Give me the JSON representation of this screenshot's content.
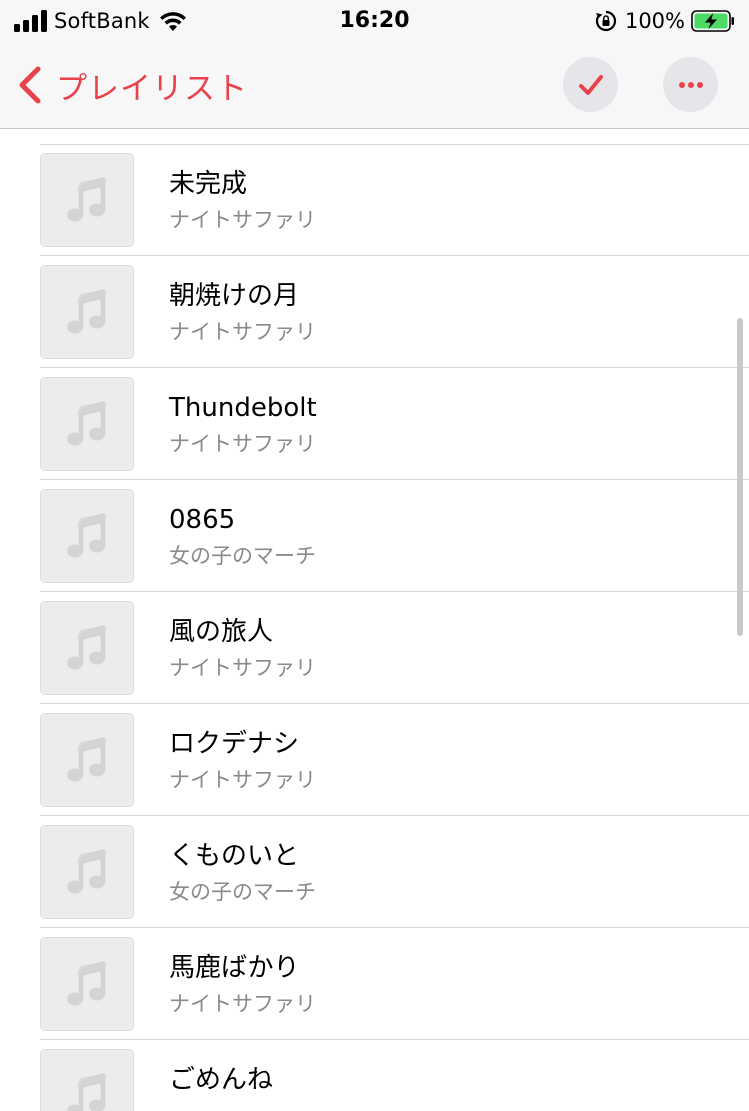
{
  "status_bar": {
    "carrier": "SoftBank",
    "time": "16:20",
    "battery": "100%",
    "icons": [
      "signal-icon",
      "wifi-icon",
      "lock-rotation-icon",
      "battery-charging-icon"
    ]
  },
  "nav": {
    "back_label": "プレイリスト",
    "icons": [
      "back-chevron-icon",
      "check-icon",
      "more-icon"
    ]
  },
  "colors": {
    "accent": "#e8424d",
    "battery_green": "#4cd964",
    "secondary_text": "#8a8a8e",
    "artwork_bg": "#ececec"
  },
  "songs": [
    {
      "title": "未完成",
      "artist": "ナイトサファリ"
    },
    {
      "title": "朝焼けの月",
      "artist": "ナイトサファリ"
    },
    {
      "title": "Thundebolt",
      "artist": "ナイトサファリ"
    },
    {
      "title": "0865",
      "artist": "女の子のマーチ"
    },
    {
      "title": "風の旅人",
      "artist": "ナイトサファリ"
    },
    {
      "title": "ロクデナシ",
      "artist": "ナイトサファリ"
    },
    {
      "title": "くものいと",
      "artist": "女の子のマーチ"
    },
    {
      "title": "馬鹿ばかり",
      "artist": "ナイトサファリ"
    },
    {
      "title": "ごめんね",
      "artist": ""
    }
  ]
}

• _WHAT YOU SHOULD DO_
Produce an exact copy of each line of data, skipping embedded images.

• _RESULT FOR THIS TASK_
Give me the JSON representation of this screenshot's content.
{
  "status_bar": {
    "carrier": "SoftBank",
    "time": "16:20",
    "battery": "100%",
    "icons": [
      "signal-icon",
      "wifi-icon",
      "lock-rotation-icon",
      "battery-charging-icon"
    ]
  },
  "nav": {
    "back_label": "プレイリスト",
    "icons": [
      "back-chevron-icon",
      "check-icon",
      "more-icon"
    ]
  },
  "colors": {
    "accent": "#e8424d",
    "battery_green": "#4cd964",
    "secondary_text": "#8a8a8e",
    "artwork_bg": "#ececec"
  },
  "songs": [
    {
      "title": "未完成",
      "artist": "ナイトサファリ"
    },
    {
      "title": "朝焼けの月",
      "artist": "ナイトサファリ"
    },
    {
      "title": "Thundebolt",
      "artist": "ナイトサファリ"
    },
    {
      "title": "0865",
      "artist": "女の子のマーチ"
    },
    {
      "title": "風の旅人",
      "artist": "ナイトサファリ"
    },
    {
      "title": "ロクデナシ",
      "artist": "ナイトサファリ"
    },
    {
      "title": "くものいと",
      "artist": "女の子のマーチ"
    },
    {
      "title": "馬鹿ばかり",
      "artist": "ナイトサファリ"
    },
    {
      "title": "ごめんね",
      "artist": ""
    }
  ]
}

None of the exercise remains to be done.